AIM OF THE TASK
How many lines in the entries below include the string "cdots"? Answer with the number only.

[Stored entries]
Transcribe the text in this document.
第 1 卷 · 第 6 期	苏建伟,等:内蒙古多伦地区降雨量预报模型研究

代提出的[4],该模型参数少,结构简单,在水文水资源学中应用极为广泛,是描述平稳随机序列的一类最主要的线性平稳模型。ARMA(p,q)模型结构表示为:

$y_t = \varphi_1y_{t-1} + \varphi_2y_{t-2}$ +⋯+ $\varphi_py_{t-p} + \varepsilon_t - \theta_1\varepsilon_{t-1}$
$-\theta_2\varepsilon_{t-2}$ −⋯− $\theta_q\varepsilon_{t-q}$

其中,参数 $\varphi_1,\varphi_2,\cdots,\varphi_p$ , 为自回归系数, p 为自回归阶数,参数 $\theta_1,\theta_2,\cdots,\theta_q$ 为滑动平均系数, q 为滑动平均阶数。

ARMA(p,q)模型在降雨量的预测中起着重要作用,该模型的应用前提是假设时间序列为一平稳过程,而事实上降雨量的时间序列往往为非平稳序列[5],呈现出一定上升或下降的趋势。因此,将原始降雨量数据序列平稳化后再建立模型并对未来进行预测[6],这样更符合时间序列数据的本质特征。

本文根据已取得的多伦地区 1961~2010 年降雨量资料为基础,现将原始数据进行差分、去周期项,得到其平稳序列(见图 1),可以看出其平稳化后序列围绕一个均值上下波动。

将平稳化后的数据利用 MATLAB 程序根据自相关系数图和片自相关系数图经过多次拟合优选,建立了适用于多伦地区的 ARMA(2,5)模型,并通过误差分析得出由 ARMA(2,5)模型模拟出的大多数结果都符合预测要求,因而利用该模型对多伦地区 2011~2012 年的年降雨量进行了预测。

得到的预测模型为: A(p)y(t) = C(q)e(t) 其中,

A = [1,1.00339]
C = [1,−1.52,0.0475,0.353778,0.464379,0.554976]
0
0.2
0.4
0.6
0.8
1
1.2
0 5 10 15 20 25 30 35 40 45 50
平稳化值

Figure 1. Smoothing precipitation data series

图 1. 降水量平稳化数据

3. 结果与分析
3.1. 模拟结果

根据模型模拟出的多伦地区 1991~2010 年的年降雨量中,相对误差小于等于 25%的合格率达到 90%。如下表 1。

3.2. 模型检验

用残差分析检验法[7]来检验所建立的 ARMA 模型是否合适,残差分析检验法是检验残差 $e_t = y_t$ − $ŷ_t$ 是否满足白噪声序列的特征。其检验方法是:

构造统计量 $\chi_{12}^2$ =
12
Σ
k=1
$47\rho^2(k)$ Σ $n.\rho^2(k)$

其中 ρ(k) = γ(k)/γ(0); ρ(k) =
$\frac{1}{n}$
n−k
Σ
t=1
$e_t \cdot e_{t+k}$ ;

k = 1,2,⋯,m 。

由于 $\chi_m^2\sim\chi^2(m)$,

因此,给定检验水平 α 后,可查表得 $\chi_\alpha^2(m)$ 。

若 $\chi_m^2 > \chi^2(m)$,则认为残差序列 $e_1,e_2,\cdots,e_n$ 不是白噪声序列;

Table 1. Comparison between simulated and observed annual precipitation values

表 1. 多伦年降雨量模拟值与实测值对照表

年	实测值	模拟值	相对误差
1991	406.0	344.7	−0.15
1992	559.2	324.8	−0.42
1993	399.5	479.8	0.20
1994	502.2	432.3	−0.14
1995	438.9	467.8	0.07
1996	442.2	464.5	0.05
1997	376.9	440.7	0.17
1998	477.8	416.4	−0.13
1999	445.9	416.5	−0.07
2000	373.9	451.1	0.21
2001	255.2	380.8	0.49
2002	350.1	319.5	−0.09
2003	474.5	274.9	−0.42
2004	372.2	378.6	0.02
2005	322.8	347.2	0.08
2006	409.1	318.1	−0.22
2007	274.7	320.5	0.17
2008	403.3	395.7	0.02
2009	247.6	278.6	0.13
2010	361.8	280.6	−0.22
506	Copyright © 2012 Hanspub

==

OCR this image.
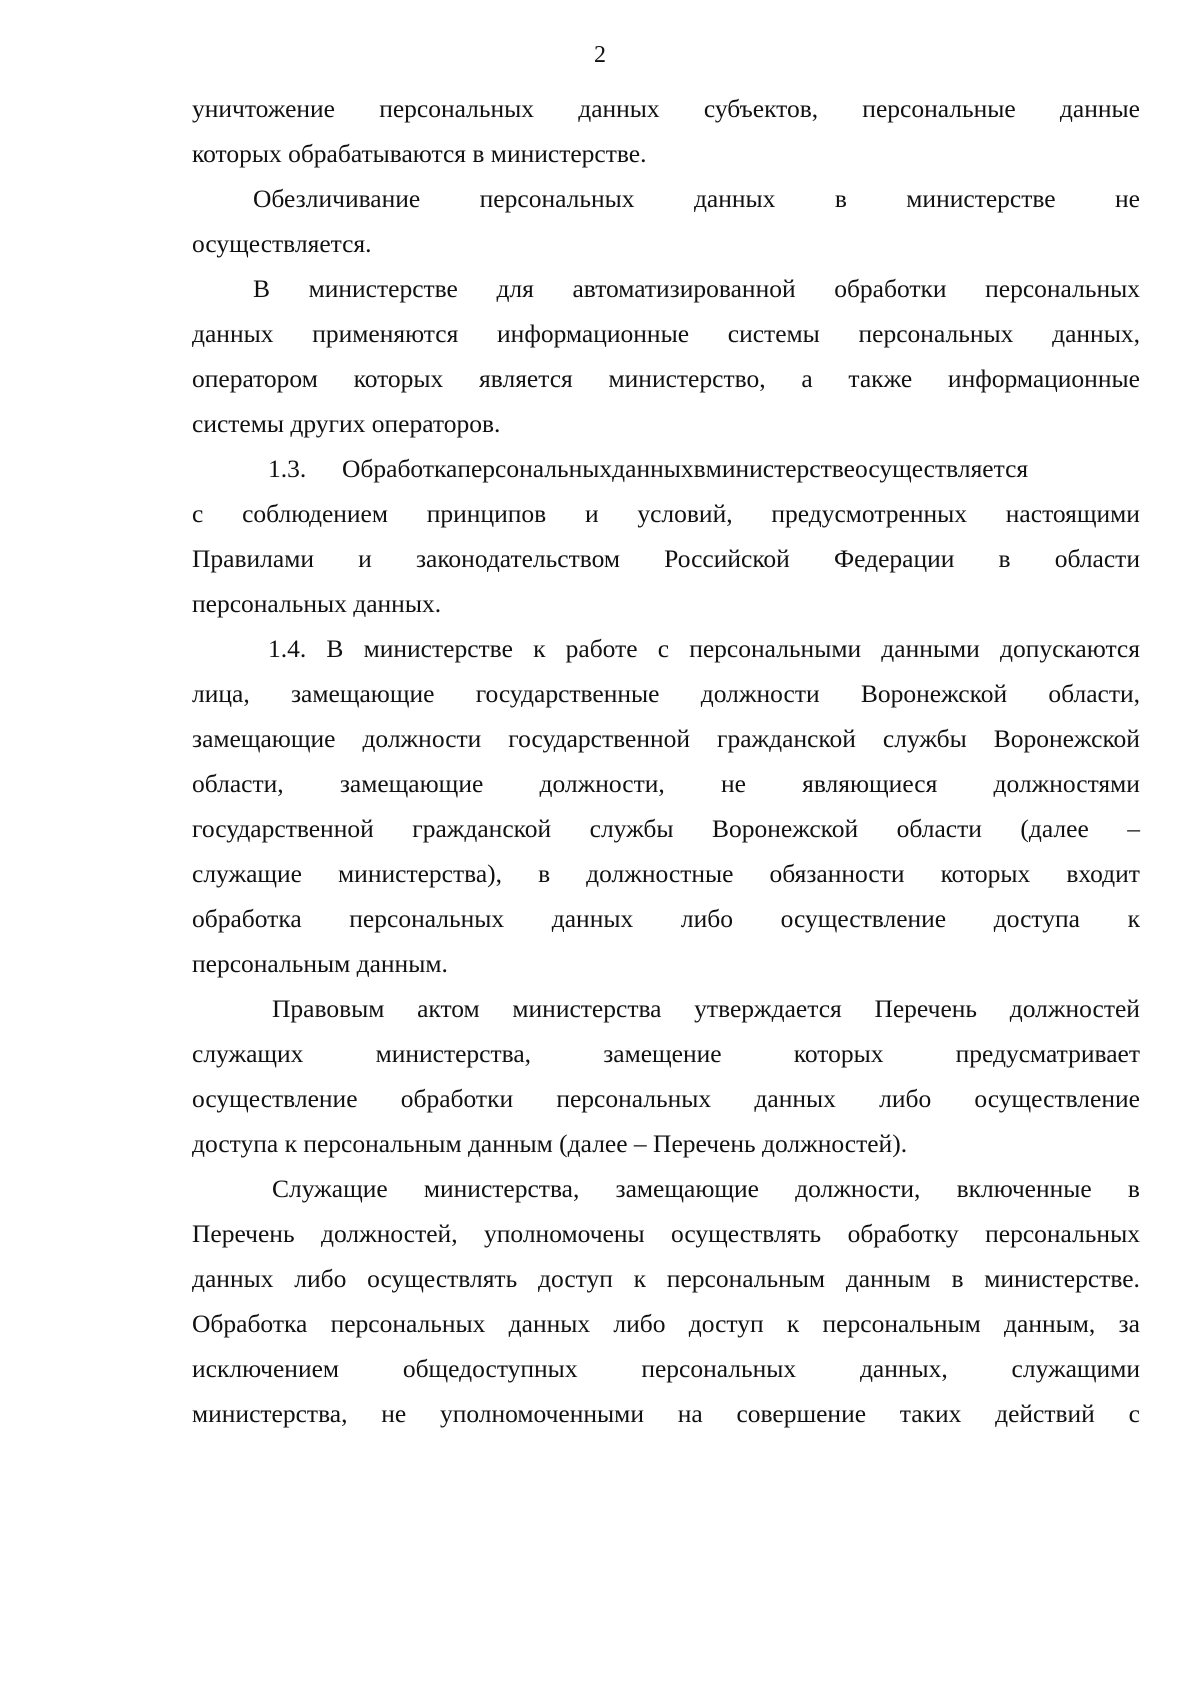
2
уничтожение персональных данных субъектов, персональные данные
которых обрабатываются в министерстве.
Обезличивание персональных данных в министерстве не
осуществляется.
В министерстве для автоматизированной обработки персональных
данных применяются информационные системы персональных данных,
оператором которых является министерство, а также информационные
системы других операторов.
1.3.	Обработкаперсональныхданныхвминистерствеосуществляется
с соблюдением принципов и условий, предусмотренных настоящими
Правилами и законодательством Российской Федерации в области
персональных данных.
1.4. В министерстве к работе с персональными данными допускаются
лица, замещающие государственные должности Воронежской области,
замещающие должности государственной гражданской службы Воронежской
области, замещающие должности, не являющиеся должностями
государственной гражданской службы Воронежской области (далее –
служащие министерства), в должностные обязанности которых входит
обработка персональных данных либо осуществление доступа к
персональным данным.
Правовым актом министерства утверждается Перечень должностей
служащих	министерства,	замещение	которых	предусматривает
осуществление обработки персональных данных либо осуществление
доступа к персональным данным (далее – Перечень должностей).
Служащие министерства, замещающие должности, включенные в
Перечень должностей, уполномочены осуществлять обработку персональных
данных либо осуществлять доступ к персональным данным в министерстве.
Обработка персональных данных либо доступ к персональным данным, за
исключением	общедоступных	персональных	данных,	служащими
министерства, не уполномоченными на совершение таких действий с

RESPONSE
2